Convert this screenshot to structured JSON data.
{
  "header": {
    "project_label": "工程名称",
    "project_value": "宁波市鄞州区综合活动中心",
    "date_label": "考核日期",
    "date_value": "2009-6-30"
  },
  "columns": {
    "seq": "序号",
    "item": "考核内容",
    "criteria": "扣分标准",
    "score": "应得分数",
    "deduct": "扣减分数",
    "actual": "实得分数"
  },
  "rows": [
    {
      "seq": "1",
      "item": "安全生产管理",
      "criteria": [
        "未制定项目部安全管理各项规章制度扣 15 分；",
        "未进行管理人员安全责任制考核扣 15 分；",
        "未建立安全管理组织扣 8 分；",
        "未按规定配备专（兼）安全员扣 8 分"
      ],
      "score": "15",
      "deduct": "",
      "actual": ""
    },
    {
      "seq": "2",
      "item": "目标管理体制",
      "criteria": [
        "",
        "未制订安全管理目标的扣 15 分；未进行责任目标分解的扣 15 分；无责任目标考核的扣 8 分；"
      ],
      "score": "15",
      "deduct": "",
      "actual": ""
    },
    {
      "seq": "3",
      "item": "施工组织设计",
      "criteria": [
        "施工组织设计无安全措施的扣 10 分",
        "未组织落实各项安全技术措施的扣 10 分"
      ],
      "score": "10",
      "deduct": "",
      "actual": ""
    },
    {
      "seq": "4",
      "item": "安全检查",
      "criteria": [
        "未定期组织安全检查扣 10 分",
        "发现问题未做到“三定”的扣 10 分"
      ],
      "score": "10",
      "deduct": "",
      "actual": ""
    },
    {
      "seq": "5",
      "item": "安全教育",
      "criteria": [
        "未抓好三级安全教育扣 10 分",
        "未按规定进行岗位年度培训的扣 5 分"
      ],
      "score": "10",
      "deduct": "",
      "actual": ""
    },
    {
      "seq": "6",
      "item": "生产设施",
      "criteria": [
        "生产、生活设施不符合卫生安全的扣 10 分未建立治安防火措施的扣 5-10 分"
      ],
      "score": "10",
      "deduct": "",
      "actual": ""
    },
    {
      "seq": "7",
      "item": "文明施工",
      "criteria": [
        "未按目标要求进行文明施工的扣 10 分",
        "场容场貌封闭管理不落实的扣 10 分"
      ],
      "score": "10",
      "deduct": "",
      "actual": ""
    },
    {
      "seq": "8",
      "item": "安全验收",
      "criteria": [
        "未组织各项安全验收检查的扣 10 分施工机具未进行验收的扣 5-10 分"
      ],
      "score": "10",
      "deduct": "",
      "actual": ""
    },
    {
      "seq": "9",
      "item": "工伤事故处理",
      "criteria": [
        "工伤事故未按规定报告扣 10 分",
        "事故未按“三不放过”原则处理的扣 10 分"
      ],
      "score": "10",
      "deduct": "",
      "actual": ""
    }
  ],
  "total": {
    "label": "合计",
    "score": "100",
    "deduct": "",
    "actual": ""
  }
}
§
*Requirement:*
Of all the lines in the data above, state how many include "item". Say only the number.

*Written response:*
10